**Your instructions**
Extract every line below, verbatim.

**Recorded information**
====
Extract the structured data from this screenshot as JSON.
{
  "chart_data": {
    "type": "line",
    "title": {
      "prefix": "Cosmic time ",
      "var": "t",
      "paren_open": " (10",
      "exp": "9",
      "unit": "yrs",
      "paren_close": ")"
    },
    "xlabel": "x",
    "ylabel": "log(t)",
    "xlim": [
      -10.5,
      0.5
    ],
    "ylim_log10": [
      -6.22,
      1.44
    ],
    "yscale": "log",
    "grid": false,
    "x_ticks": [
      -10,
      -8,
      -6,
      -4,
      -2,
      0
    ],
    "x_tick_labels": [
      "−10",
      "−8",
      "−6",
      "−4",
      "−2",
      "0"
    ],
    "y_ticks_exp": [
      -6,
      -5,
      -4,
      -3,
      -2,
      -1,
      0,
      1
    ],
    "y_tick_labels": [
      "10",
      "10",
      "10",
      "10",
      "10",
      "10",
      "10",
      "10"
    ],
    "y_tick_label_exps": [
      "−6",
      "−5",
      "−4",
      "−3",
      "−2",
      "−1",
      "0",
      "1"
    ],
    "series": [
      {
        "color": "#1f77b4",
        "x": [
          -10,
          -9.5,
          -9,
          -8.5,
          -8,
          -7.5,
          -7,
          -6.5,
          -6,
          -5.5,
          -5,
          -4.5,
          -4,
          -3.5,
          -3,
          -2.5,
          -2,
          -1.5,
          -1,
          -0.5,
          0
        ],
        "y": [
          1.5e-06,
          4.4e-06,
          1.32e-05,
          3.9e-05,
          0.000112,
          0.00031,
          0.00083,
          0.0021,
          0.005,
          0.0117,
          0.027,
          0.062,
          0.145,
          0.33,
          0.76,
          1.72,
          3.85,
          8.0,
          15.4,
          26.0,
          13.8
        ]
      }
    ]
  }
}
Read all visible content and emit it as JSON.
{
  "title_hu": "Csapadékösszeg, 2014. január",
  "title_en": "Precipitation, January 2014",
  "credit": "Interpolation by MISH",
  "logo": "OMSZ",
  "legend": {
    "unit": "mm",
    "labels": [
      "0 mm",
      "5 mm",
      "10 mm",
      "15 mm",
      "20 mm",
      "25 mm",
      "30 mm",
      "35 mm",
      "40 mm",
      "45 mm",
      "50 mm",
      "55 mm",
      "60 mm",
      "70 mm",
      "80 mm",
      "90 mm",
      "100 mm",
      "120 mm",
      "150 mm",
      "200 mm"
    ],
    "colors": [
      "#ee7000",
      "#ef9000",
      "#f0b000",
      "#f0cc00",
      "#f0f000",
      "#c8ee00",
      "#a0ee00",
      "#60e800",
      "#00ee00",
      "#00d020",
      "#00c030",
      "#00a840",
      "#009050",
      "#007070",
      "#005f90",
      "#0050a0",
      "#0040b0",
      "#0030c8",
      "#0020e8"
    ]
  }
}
====
**Reply**
Extract the structured data from this screenshot as JSON.
{
  "chart_data": {
    "type": "line",
    "title": {
      "prefix": "Cosmic time ",
      "var": "t",
      "paren_open": " (10",
      "exp": "9",
      "unit": "yrs",
      "paren_close": ")"
    },
    "xlabel": "x",
    "ylabel": "log(t)",
    "xlim": [
      -10.5,
      0.5
    ],
    "ylim_log10": [
      -6.22,
      1.44
    ],
    "yscale": "log",
    "grid": false,
    "x_ticks": [
      -10,
      -8,
      -6,
      -4,
      -2,
      0
    ],
    "x_tick_labels": [
      "−10",
      "−8",
      "−6",
      "−4",
      "−2",
      "0"
    ],
    "y_ticks_exp": [
      -6,
      -5,
      -4,
      -3,
      -2,
      -1,
      0,
      1
    ],
    "y_tick_labels": [
      "10",
      "10",
      "10",
      "10",
      "10",
      "10",
      "10",
      "10"
    ],
    "y_tick_label_exps": [
      "−6",
      "−5",
      "−4",
      "−3",
      "−2",
      "−1",
      "0",
      "1"
    ],
    "series": [
      {
        "color": "#1f77b4",
        "x": [
          -10,
          -9.5,
          -9,
          -8.5,
          -8,
          -7.5,
          -7,
          -6.5,
          -6,
          -5.5,
          -5,
          -4.5,
          -4,
          -3.5,
          -3,
          -2.5,
          -2,
          -1.5,
          -1,
          -0.5,
          0
        ],
        "y": [
          1.5e-06,
          4.4e-06,
          1.32e-05,
          3.9e-05,
          0.000112,
          0.00031,
          0.00083,
          0.0021,
          0.005,
          0.0117,
          0.027,
          0.062,
          0.145,
          0.33,
          0.76,
          1.72,
          3.85,
          8.0,
          15.4,
          26.0,
          13.8
        ]
      }
    ]
  }
}
Read all visible content and emit it as JSON.
{
  "title_hu": "Csapadékösszeg, 2014. január",
  "title_en": "Precipitation, January 2014",
  "credit": "Interpolation by MISH",
  "logo": "OMSZ",
  "legend": {
    "unit": "mm",
    "labels": [
      "0 mm",
      "5 mm",
      "10 mm",
      "15 mm",
      "20 mm",
      "25 mm",
      "30 mm",
      "35 mm",
      "40 mm",
      "45 mm",
      "50 mm",
      "55 mm",
      "60 mm",
      "70 mm",
      "80 mm",
      "90 mm",
      "100 mm",
      "120 mm",
      "150 mm",
      "200 mm"
    ],
    "colors": [
      "#ee7000",
      "#ef9000",
      "#f0b000",
      "#f0cc00",
      "#f0f000",
      "#c8ee00",
      "#a0ee00",
      "#60e800",
      "#00ee00",
      "#00d020",
      "#00c030",
      "#00a840",
      "#009050",
      "#007070",
      "#005f90",
      "#0050a0",
      "#0040b0",
      "#0030c8",
      "#0020e8"
    ]
  }
}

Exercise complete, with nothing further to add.